MATERIAL PROVIDED:
☆ ☆ ☆ ☆ ☆
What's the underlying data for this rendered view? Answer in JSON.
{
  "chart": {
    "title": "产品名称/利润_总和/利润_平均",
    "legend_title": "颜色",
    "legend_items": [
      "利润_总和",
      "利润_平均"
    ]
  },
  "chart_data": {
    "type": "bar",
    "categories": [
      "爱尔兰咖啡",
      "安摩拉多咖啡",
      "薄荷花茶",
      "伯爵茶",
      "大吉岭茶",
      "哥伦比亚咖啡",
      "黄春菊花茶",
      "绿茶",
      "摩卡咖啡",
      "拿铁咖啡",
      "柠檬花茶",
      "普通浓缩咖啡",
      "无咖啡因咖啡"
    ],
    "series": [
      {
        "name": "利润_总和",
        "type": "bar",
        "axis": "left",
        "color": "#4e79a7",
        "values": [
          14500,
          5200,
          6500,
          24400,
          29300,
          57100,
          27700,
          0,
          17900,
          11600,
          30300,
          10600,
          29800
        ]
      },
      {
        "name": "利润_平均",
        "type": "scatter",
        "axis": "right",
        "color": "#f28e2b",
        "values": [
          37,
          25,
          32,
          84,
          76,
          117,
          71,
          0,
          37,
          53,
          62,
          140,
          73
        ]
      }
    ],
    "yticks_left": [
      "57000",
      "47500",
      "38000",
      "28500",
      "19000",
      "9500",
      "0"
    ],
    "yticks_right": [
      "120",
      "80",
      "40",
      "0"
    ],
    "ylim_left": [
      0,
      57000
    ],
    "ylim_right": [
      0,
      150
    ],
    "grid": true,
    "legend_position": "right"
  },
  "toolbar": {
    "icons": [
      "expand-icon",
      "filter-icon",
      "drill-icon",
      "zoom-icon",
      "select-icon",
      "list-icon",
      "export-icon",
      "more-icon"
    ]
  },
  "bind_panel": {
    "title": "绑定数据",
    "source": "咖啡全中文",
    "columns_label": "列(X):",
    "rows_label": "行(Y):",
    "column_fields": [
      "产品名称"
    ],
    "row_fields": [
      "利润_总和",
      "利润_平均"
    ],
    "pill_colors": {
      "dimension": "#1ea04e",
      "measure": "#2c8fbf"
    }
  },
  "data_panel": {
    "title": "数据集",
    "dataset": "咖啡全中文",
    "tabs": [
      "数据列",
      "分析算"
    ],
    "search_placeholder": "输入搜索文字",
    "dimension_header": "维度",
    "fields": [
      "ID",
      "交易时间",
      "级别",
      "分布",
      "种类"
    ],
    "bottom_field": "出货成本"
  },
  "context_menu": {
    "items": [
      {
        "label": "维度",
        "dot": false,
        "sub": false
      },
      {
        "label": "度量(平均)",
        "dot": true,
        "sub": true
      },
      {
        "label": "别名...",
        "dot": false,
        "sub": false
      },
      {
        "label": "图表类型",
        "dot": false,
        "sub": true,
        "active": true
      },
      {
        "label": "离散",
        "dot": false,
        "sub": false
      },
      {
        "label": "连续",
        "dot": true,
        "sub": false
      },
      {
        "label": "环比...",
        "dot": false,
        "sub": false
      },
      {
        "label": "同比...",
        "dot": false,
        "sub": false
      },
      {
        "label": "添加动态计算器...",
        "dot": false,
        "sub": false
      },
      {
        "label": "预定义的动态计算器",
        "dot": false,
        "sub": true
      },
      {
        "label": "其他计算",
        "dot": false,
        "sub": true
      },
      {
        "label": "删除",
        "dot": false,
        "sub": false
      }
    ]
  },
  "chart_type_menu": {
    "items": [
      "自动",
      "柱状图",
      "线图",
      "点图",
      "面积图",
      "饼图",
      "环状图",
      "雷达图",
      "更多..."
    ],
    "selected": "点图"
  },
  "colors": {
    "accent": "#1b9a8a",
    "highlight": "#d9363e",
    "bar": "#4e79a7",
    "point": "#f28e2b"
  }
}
☆ ☆ ☆ ☆ ☆
Every record above must be duplicated exactly.

TASK SOLUTION:
What's the underlying data for this rendered view? Answer in JSON.
{
  "chart": {
    "title": "产品名称/利润_总和/利润_平均",
    "legend_title": "颜色",
    "legend_items": [
      "利润_总和",
      "利润_平均"
    ]
  },
  "chart_data": {
    "type": "bar",
    "categories": [
      "爱尔兰咖啡",
      "安摩拉多咖啡",
      "薄荷花茶",
      "伯爵茶",
      "大吉岭茶",
      "哥伦比亚咖啡",
      "黄春菊花茶",
      "绿茶",
      "摩卡咖啡",
      "拿铁咖啡",
      "柠檬花茶",
      "普通浓缩咖啡",
      "无咖啡因咖啡"
    ],
    "series": [
      {
        "name": "利润_总和",
        "type": "bar",
        "axis": "left",
        "color": "#4e79a7",
        "values": [
          14500,
          5200,
          6500,
          24400,
          29300,
          57100,
          27700,
          0,
          17900,
          11600,
          30300,
          10600,
          29800
        ]
      },
      {
        "name": "利润_平均",
        "type": "scatter",
        "axis": "right",
        "color": "#f28e2b",
        "values": [
          37,
          25,
          32,
          84,
          76,
          117,
          71,
          0,
          37,
          53,
          62,
          140,
          73
        ]
      }
    ],
    "yticks_left": [
      "57000",
      "47500",
      "38000",
      "28500",
      "19000",
      "9500",
      "0"
    ],
    "yticks_right": [
      "120",
      "80",
      "40",
      "0"
    ],
    "ylim_left": [
      0,
      57000
    ],
    "ylim_right": [
      0,
      150
    ],
    "grid": true,
    "legend_position": "right"
  },
  "toolbar": {
    "icons": [
      "expand-icon",
      "filter-icon",
      "drill-icon",
      "zoom-icon",
      "select-icon",
      "list-icon",
      "export-icon",
      "more-icon"
    ]
  },
  "bind_panel": {
    "title": "绑定数据",
    "source": "咖啡全中文",
    "columns_label": "列(X):",
    "rows_label": "行(Y):",
    "column_fields": [
      "产品名称"
    ],
    "row_fields": [
      "利润_总和",
      "利润_平均"
    ],
    "pill_colors": {
      "dimension": "#1ea04e",
      "measure": "#2c8fbf"
    }
  },
  "data_panel": {
    "title": "数据集",
    "dataset": "咖啡全中文",
    "tabs": [
      "数据列",
      "分析算"
    ],
    "search_placeholder": "输入搜索文字",
    "dimension_header": "维度",
    "fields": [
      "ID",
      "交易时间",
      "级别",
      "分布",
      "种类"
    ],
    "bottom_field": "出货成本"
  },
  "context_menu": {
    "items": [
      {
        "label": "维度",
        "dot": false,
        "sub": false
      },
      {
        "label": "度量(平均)",
        "dot": true,
        "sub": true
      },
      {
        "label": "别名...",
        "dot": false,
        "sub": false
      },
      {
        "label": "图表类型",
        "dot": false,
        "sub": true,
        "active": true
      },
      {
        "label": "离散",
        "dot": false,
        "sub": false
      },
      {
        "label": "连续",
        "dot": true,
        "sub": false
      },
      {
        "label": "环比...",
        "dot": false,
        "sub": false
      },
      {
        "label": "同比...",
        "dot": false,
        "sub": false
      },
      {
        "label": "添加动态计算器...",
        "dot": false,
        "sub": false
      },
      {
        "label": "预定义的动态计算器",
        "dot": false,
        "sub": true
      },
      {
        "label": "其他计算",
        "dot": false,
        "sub": true
      },
      {
        "label": "删除",
        "dot": false,
        "sub": false
      }
    ]
  },
  "chart_type_menu": {
    "items": [
      "自动",
      "柱状图",
      "线图",
      "点图",
      "面积图",
      "饼图",
      "环状图",
      "雷达图",
      "更多..."
    ],
    "selected": "点图"
  },
  "colors": {
    "accent": "#1b9a8a",
    "highlight": "#d9363e",
    "bar": "#4e79a7",
    "point": "#f28e2b"
  }
}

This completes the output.